**DATA TO PROCESS**
######

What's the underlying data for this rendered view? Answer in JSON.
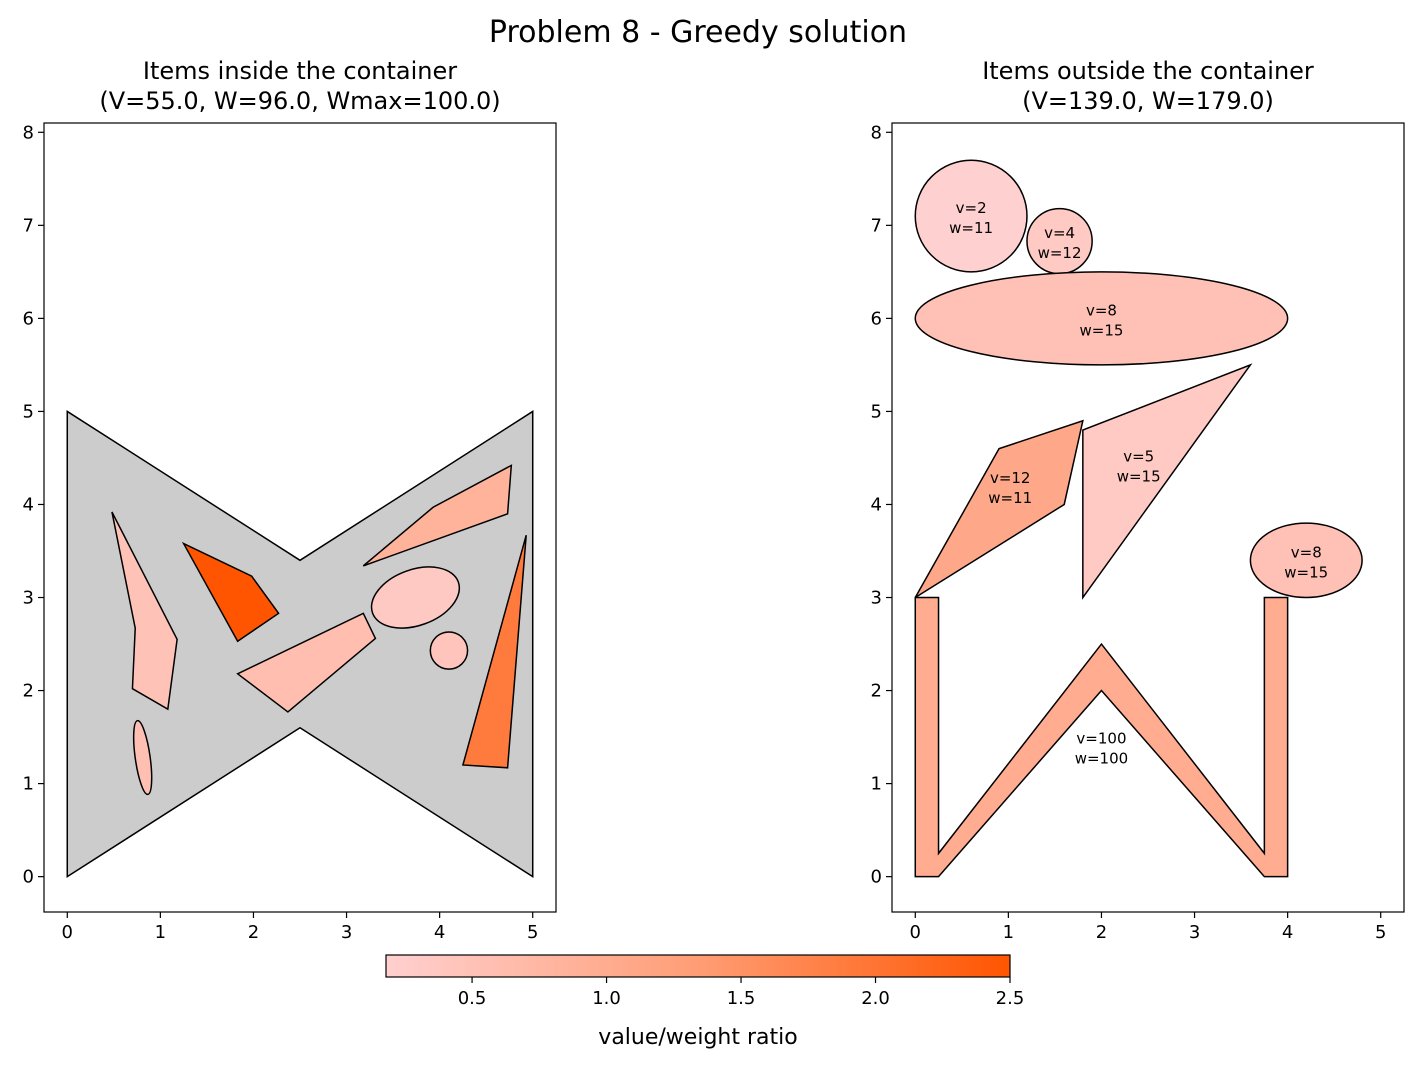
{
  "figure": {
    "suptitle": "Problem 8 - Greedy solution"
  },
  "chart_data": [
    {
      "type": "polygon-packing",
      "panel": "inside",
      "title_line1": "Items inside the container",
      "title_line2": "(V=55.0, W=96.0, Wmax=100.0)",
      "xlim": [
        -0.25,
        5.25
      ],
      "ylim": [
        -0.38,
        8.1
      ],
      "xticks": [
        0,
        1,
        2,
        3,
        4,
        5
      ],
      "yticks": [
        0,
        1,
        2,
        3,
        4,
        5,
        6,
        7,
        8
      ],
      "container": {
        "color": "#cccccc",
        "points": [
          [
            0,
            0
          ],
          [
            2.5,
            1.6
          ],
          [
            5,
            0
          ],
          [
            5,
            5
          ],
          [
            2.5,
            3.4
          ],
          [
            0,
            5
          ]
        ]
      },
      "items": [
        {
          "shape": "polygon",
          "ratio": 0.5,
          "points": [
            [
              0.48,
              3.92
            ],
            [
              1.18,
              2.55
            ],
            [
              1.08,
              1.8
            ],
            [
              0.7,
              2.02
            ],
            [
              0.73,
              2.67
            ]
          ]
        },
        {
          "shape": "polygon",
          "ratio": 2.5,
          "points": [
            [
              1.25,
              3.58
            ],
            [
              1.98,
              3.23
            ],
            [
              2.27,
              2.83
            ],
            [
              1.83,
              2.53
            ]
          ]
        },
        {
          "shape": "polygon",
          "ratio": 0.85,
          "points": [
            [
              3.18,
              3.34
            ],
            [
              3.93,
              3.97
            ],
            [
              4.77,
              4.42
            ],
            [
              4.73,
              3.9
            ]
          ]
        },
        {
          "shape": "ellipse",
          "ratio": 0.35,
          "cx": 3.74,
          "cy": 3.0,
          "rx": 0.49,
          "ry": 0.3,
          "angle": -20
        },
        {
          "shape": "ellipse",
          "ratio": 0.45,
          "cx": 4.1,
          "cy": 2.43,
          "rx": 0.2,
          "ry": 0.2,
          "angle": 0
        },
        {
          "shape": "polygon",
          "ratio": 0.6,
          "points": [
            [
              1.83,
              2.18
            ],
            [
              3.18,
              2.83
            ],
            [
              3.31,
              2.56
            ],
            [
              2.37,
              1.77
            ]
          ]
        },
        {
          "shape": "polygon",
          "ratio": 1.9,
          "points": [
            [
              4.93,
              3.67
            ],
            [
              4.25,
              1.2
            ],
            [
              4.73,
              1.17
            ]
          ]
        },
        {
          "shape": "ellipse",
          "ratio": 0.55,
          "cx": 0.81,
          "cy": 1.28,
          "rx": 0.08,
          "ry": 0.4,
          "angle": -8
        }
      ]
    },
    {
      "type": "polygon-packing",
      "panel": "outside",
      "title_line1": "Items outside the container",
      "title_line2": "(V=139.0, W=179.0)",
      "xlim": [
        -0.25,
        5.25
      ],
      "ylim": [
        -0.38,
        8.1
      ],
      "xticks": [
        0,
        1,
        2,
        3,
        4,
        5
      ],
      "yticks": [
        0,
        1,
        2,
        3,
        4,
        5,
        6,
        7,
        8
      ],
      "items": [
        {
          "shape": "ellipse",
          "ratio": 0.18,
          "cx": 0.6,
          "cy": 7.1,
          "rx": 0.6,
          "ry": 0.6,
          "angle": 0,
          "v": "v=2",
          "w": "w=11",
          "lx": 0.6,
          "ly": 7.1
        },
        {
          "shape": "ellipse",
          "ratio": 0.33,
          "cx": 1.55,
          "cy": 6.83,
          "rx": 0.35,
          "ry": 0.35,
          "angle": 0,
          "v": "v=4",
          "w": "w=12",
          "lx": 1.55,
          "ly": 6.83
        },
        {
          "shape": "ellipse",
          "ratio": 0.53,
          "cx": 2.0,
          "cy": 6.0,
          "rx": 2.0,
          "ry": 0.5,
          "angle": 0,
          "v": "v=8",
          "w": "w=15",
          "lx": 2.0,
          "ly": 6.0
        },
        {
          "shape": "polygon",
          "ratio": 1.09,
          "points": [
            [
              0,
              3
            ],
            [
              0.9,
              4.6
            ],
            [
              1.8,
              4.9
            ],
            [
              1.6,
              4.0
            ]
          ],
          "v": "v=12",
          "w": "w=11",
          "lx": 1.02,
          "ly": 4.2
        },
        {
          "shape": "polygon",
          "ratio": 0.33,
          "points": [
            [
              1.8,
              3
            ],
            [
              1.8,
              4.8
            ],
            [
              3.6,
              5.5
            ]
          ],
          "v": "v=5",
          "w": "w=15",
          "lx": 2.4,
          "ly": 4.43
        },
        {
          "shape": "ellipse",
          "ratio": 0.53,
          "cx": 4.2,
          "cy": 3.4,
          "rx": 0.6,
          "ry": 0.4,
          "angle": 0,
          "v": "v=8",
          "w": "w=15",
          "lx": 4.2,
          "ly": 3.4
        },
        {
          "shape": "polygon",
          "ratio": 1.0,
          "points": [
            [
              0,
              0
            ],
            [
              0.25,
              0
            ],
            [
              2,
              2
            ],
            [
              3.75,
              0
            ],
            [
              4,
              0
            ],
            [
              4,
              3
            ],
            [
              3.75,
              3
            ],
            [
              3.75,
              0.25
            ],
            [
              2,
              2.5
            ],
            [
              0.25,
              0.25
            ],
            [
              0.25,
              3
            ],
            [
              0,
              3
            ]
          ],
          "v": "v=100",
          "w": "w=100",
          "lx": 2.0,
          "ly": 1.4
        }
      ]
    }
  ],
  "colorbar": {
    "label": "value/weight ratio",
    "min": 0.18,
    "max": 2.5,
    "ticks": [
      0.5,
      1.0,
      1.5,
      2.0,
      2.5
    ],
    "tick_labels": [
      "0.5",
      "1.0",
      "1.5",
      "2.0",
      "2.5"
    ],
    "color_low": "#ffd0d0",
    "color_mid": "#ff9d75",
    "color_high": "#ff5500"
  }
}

######

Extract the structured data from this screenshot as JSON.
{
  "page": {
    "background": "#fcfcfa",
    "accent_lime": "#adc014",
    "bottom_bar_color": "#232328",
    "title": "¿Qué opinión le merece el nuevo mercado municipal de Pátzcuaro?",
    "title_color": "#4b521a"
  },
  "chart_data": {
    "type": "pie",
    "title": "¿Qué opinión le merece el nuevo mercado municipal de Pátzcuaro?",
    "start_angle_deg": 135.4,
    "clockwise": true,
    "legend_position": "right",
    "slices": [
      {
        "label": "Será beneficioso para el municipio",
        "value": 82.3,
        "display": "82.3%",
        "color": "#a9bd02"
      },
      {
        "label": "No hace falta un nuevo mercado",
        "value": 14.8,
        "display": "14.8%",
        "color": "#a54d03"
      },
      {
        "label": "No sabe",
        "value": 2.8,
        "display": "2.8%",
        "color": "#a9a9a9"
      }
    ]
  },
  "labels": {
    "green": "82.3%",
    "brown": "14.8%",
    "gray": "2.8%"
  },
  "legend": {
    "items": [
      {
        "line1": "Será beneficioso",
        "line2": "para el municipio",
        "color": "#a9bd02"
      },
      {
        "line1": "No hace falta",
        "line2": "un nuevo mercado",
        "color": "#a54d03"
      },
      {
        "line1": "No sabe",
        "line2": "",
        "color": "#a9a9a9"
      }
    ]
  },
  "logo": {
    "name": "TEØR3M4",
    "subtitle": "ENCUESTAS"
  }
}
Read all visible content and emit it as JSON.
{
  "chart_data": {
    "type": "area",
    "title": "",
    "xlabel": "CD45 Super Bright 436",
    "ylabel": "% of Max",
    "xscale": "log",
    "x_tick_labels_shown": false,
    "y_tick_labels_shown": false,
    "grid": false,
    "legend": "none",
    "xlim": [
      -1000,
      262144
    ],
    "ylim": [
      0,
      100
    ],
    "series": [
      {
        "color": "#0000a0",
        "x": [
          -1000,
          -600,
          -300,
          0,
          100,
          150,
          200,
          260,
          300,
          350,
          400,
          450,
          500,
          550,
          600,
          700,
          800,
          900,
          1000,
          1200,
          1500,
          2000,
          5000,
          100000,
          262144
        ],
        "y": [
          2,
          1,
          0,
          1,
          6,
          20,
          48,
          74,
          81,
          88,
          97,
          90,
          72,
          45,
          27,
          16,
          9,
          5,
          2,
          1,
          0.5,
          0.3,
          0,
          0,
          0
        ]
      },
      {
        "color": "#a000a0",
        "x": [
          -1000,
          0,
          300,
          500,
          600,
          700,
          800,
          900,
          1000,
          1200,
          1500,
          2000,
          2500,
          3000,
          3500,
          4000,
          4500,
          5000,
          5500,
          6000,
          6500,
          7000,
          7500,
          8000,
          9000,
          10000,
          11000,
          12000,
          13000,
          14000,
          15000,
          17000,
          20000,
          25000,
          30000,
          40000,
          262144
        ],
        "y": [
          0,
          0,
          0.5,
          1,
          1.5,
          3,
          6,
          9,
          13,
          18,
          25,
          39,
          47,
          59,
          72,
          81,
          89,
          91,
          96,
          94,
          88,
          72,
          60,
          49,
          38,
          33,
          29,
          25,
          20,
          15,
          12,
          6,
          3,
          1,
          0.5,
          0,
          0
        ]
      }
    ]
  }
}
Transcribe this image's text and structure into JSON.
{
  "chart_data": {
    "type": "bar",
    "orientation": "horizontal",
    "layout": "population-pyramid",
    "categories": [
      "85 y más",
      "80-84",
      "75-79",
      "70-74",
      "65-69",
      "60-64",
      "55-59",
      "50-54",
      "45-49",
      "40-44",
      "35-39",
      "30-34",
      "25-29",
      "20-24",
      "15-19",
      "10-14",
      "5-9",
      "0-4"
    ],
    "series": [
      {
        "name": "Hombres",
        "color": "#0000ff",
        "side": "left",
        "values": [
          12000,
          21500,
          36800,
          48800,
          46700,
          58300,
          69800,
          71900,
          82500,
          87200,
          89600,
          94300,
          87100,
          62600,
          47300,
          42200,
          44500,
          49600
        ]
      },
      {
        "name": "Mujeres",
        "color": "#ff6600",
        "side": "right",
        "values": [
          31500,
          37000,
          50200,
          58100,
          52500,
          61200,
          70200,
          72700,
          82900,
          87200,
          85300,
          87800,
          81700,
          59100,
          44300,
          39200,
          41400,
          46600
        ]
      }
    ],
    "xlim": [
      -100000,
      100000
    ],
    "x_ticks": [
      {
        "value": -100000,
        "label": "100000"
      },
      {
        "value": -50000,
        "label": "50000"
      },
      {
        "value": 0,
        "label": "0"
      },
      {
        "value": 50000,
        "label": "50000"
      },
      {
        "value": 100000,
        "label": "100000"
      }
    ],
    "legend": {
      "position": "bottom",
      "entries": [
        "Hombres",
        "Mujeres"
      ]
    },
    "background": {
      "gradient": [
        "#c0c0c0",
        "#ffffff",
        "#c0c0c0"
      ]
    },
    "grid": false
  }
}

######

**TASK DESCRIPTION**
Looking at the entries above, say how many lines contain the word "outside". Only the number is wanted.

**EXERCISE ANSWER**
2